(Stored records)
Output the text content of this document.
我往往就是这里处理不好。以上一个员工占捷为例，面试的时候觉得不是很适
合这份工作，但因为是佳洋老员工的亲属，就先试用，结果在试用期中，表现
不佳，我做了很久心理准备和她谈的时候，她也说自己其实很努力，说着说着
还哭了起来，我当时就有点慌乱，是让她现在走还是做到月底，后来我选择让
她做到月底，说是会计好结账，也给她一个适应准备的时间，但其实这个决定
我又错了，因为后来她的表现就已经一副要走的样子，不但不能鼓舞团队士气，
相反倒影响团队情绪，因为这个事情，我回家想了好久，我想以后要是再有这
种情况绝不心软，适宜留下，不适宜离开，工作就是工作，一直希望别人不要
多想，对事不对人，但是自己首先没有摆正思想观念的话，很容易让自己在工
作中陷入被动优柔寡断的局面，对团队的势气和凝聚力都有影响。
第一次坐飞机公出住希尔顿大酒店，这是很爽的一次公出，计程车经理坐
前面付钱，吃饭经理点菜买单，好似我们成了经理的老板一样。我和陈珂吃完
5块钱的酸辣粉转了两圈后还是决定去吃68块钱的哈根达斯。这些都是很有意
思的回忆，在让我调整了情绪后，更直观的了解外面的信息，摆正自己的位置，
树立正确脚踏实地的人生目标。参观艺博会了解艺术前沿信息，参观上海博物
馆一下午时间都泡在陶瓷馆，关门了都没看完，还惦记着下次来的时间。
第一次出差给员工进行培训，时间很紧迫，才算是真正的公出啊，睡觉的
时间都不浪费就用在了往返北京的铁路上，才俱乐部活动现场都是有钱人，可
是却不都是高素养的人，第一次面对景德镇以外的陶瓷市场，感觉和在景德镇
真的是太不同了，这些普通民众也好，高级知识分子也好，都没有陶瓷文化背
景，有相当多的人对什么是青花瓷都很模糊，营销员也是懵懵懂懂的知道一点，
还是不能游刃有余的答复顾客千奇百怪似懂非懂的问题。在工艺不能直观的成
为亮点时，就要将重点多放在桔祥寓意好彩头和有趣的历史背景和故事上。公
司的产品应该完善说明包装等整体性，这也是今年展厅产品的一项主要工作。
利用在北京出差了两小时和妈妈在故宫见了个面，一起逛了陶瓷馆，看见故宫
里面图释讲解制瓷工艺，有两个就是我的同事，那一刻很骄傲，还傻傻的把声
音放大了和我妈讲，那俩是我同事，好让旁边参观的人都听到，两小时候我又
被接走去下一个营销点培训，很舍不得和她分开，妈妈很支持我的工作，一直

### PROBLEM TO SOLVE
Recopy the entries above exactly, with every line included.

### THE REPLY
Output the text content of this document.
我往往就是这里处理不好。以上一个员工占捷为例，面试的时候觉得不是很适
合这份工作，但因为是佳洋老员工的亲属，就先试用，结果在试用期中，表现
不佳，我做了很久心理准备和她谈的时候，她也说自己其实很努力，说着说着
还哭了起来，我当时就有点慌乱，是让她现在走还是做到月底，后来我选择让
她做到月底，说是会计好结账，也给她一个适应准备的时间，但其实这个决定
我又错了，因为后来她的表现就已经一副要走的样子，不但不能鼓舞团队士气，
相反倒影响团队情绪，因为这个事情，我回家想了好久，我想以后要是再有这
种情况绝不心软，适宜留下，不适宜离开，工作就是工作，一直希望别人不要
多想，对事不对人，但是自己首先没有摆正思想观念的话，很容易让自己在工
作中陷入被动优柔寡断的局面，对团队的势气和凝聚力都有影响。
第一次坐飞机公出住希尔顿大酒店，这是很爽的一次公出，计程车经理坐
前面付钱，吃饭经理点菜买单，好似我们成了经理的老板一样。我和陈珂吃完
5块钱的酸辣粉转了两圈后还是决定去吃68块钱的哈根达斯。这些都是很有意
思的回忆，在让我调整了情绪后，更直观的了解外面的信息，摆正自己的位置，
树立正确脚踏实地的人生目标。参观艺博会了解艺术前沿信息，参观上海博物
馆一下午时间都泡在陶瓷馆，关门了都没看完，还惦记着下次来的时间。
第一次出差给员工进行培训，时间很紧迫，才算是真正的公出啊，睡觉的
时间都不浪费就用在了往返北京的铁路上，才俱乐部活动现场都是有钱人，可
是却不都是高素养的人，第一次面对景德镇以外的陶瓷市场，感觉和在景德镇
真的是太不同了，这些普通民众也好，高级知识分子也好，都没有陶瓷文化背
景，有相当多的人对什么是青花瓷都很模糊，营销员也是懵懵懂懂的知道一点，
还是不能游刃有余的答复顾客千奇百怪似懂非懂的问题。在工艺不能直观的成
为亮点时，就要将重点多放在桔祥寓意好彩头和有趣的历史背景和故事上。公
司的产品应该完善说明包装等整体性，这也是今年展厅产品的一项主要工作。
利用在北京出差了两小时和妈妈在故宫见了个面，一起逛了陶瓷馆，看见故宫
里面图释讲解制瓷工艺，有两个就是我的同事，那一刻很骄傲，还傻傻的把声
音放大了和我妈讲，那俩是我同事，好让旁边参观的人都听到，两小时候我又
被接走去下一个营销点培训，很舍不得和她分开，妈妈很支持我的工作，一直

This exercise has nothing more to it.